Start of EXERCISE MATERIAL

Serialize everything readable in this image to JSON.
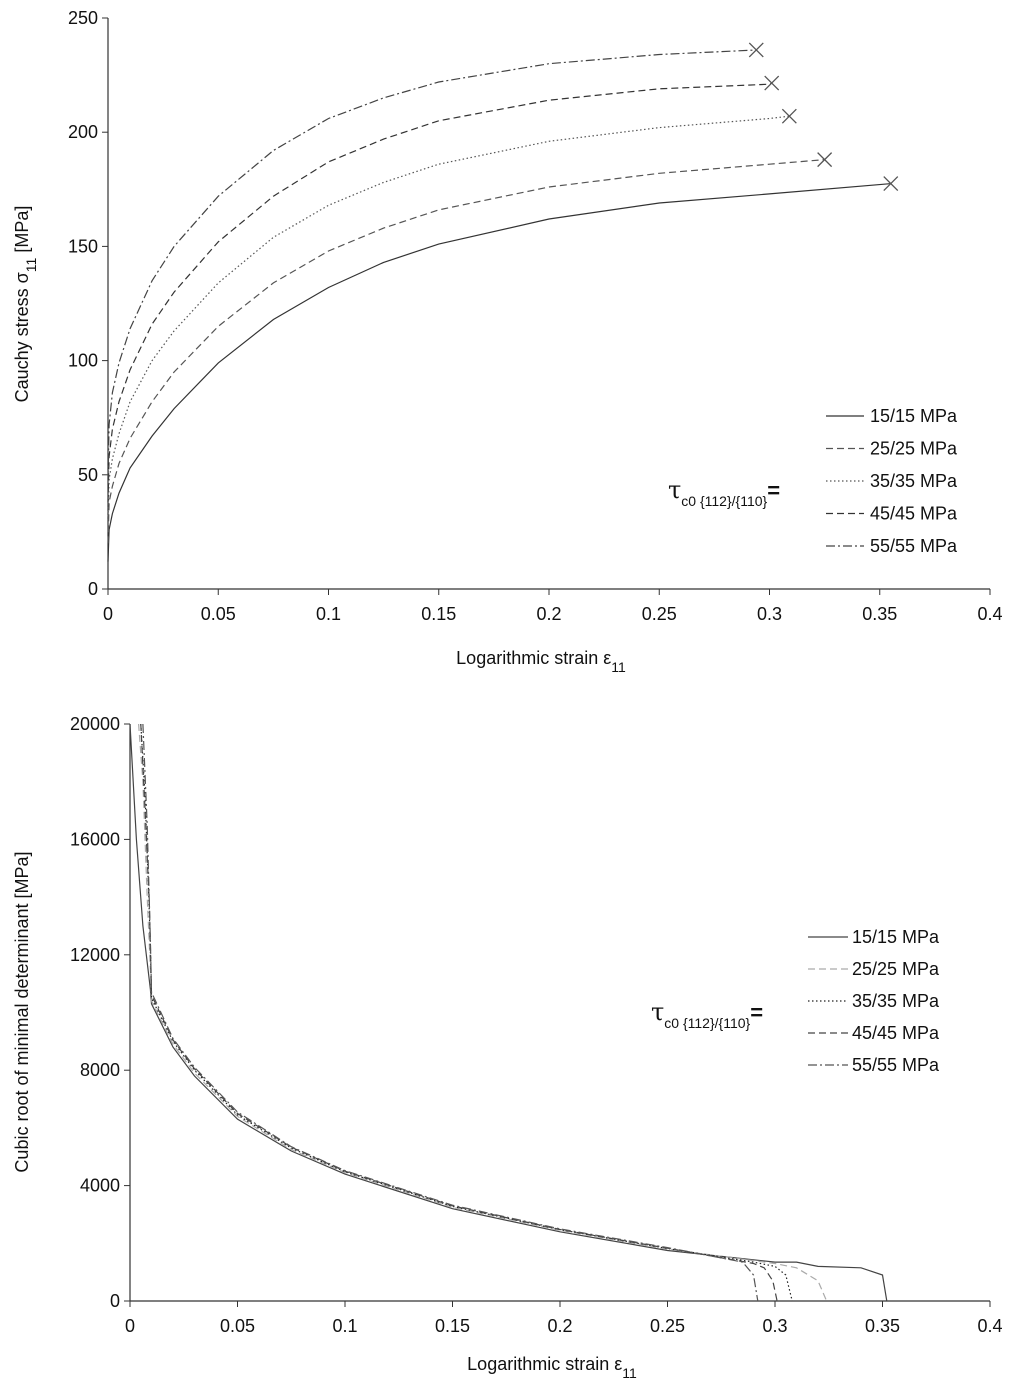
{
  "chart_data": [
    {
      "type": "line",
      "ylabel": "Cauchy stress σ",
      "ylabel_sub": "11",
      "ylabel_unit": " [MPa]",
      "xlabel": "Logarithmic strain ε",
      "xlabel_sub": "11",
      "xlim": [
        0,
        0.4
      ],
      "ylim": [
        0,
        250
      ],
      "xticks": [
        0,
        0.05,
        0.1,
        0.15,
        0.2,
        0.25,
        0.3,
        0.35,
        0.4
      ],
      "xtick_labels": [
        "0",
        "0.05",
        "0.1",
        "0.15",
        "0.2",
        "0.25",
        "0.3",
        "0.35",
        "0.4"
      ],
      "yticks": [
        0,
        50,
        100,
        150,
        200,
        250
      ],
      "ytick_labels": [
        "0",
        "50",
        "100",
        "150",
        "200",
        "250"
      ],
      "grid": false,
      "legend_position": "bottom-right",
      "legend_prefix": "τ",
      "legend_prefix_sub": "c0 {112}/{110}",
      "legend_prefix_eq": "=",
      "series": [
        {
          "name": "15/15 MPa",
          "style": "solid",
          "color": "#333333",
          "x": [
            0,
            0.0005,
            0.002,
            0.005,
            0.01,
            0.02,
            0.03,
            0.05,
            0.075,
            0.1,
            0.125,
            0.15,
            0.2,
            0.25,
            0.3,
            0.355
          ],
          "y": [
            12,
            26,
            33,
            42,
            53,
            67,
            79,
            99,
            118,
            132,
            143,
            151,
            162,
            169,
            173,
            177.5
          ],
          "failure": {
            "x": 0.355,
            "y": 177.5
          }
        },
        {
          "name": "25/25 MPa",
          "style": "dashed",
          "color": "#555555",
          "x": [
            0,
            0.0005,
            0.002,
            0.005,
            0.01,
            0.02,
            0.03,
            0.05,
            0.075,
            0.1,
            0.125,
            0.15,
            0.2,
            0.25,
            0.3,
            0.325
          ],
          "y": [
            20,
            38,
            45,
            55,
            66,
            82,
            95,
            115,
            134,
            148,
            158,
            166,
            176,
            182,
            186,
            188
          ],
          "failure": {
            "x": 0.325,
            "y": 188
          }
        },
        {
          "name": "35/35 MPa",
          "style": "dotted",
          "color": "#555555",
          "x": [
            0,
            0.0005,
            0.002,
            0.005,
            0.01,
            0.02,
            0.03,
            0.05,
            0.075,
            0.1,
            0.125,
            0.15,
            0.2,
            0.25,
            0.3,
            0.309
          ],
          "y": [
            30,
            48,
            57,
            68,
            82,
            100,
            113,
            134,
            154,
            168,
            178,
            186,
            196,
            202,
            206,
            207
          ],
          "failure": {
            "x": 0.309,
            "y": 207
          }
        },
        {
          "name": "45/45 MPa",
          "style": "dashed",
          "color": "#333333",
          "x": [
            0,
            0.0005,
            0.002,
            0.005,
            0.01,
            0.02,
            0.03,
            0.05,
            0.075,
            0.1,
            0.125,
            0.15,
            0.2,
            0.25,
            0.3,
            0.301
          ],
          "y": [
            38,
            58,
            70,
            82,
            96,
            116,
            130,
            152,
            172,
            187,
            197,
            205,
            214,
            219,
            221,
            221.5
          ],
          "failure": {
            "x": 0.301,
            "y": 221.5
          }
        },
        {
          "name": "55/55 MPa",
          "style": "dashdot",
          "color": "#444444",
          "x": [
            0,
            0.0005,
            0.002,
            0.005,
            0.01,
            0.02,
            0.03,
            0.05,
            0.075,
            0.1,
            0.125,
            0.15,
            0.2,
            0.25,
            0.294
          ],
          "y": [
            48,
            72,
            86,
            99,
            114,
            135,
            150,
            172,
            192,
            206,
            215,
            222,
            230,
            234,
            236
          ],
          "failure": {
            "x": 0.294,
            "y": 236
          }
        }
      ]
    },
    {
      "type": "line",
      "ylabel": "Cubic root of minimal determinant [MPa]",
      "xlabel": "Logarithmic strain ε",
      "xlabel_sub": "11",
      "xlim": [
        0,
        0.4
      ],
      "ylim": [
        0,
        20000
      ],
      "xticks": [
        0,
        0.05,
        0.1,
        0.15,
        0.2,
        0.25,
        0.3,
        0.35,
        0.4
      ],
      "xtick_labels": [
        "0",
        "0.05",
        "0.1",
        "0.15",
        "0.2",
        "0.25",
        "0.3",
        "0.35",
        "0.4"
      ],
      "yticks": [
        0,
        4000,
        8000,
        12000,
        16000,
        20000
      ],
      "ytick_labels": [
        "0",
        "4000",
        "8000",
        "12000",
        "16000",
        "20000"
      ],
      "grid": false,
      "legend_position": "right",
      "legend_prefix": "τ",
      "legend_prefix_sub": "c0 {112}/{110}",
      "legend_prefix_eq": "=",
      "series": [
        {
          "name": "15/15 MPa",
          "style": "solid",
          "color": "#444444",
          "x": [
            0,
            0.003,
            0.006,
            0.0095,
            0.01,
            0.02,
            0.03,
            0.05,
            0.075,
            0.1,
            0.15,
            0.2,
            0.25,
            0.3,
            0.31,
            0.32,
            0.34,
            0.35,
            0.352
          ],
          "y": [
            20000,
            16000,
            13000,
            10800,
            10300,
            8800,
            7800,
            6300,
            5200,
            4400,
            3200,
            2400,
            1750,
            1350,
            1350,
            1200,
            1150,
            900,
            0
          ]
        },
        {
          "name": "25/25 MPa",
          "style": "dashed",
          "color": "#aaaaaa",
          "x": [
            0.004,
            0.006,
            0.008,
            0.0095,
            0.01,
            0.02,
            0.03,
            0.05,
            0.075,
            0.1,
            0.15,
            0.2,
            0.25,
            0.3,
            0.31,
            0.32,
            0.324
          ],
          "y": [
            20000,
            18000,
            14000,
            11500,
            10400,
            8900,
            7900,
            6400,
            5250,
            4450,
            3250,
            2450,
            1800,
            1300,
            1150,
            700,
            0
          ]
        },
        {
          "name": "35/35 MPa",
          "style": "dotted",
          "color": "#222222",
          "x": [
            0.005,
            0.007,
            0.009,
            0.0098,
            0.01,
            0.02,
            0.03,
            0.05,
            0.075,
            0.1,
            0.15,
            0.2,
            0.25,
            0.29,
            0.3,
            0.305,
            0.308
          ],
          "y": [
            20000,
            17500,
            13500,
            11200,
            10500,
            9000,
            8000,
            6450,
            5300,
            4480,
            3280,
            2470,
            1820,
            1350,
            1200,
            900,
            0
          ]
        },
        {
          "name": "45/45 MPa",
          "style": "dashed",
          "color": "#444444",
          "x": [
            0.005,
            0.007,
            0.009,
            0.0098,
            0.01,
            0.02,
            0.03,
            0.05,
            0.075,
            0.1,
            0.15,
            0.2,
            0.25,
            0.29,
            0.295,
            0.299,
            0.301
          ],
          "y": [
            20000,
            17000,
            13800,
            11300,
            10600,
            9050,
            8050,
            6500,
            5330,
            4500,
            3300,
            2480,
            1830,
            1300,
            1150,
            700,
            0
          ]
        },
        {
          "name": "55/55 MPa",
          "style": "dashdot",
          "color": "#555555",
          "x": [
            0.006,
            0.008,
            0.0095,
            0.01,
            0.02,
            0.03,
            0.05,
            0.075,
            0.1,
            0.15,
            0.2,
            0.25,
            0.285,
            0.29,
            0.292
          ],
          "y": [
            20000,
            16500,
            12500,
            10700,
            9100,
            8100,
            6550,
            5350,
            4520,
            3320,
            2500,
            1850,
            1350,
            900,
            0
          ]
        }
      ]
    }
  ]
}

End of EXERCISE MATERIAL

* TASK TO CARRY OUT *
In the entries above, find every line with the word "right" and list it.

* RESPONSE *
      "legend_position": "bottom-right",
      "legend_position": "right",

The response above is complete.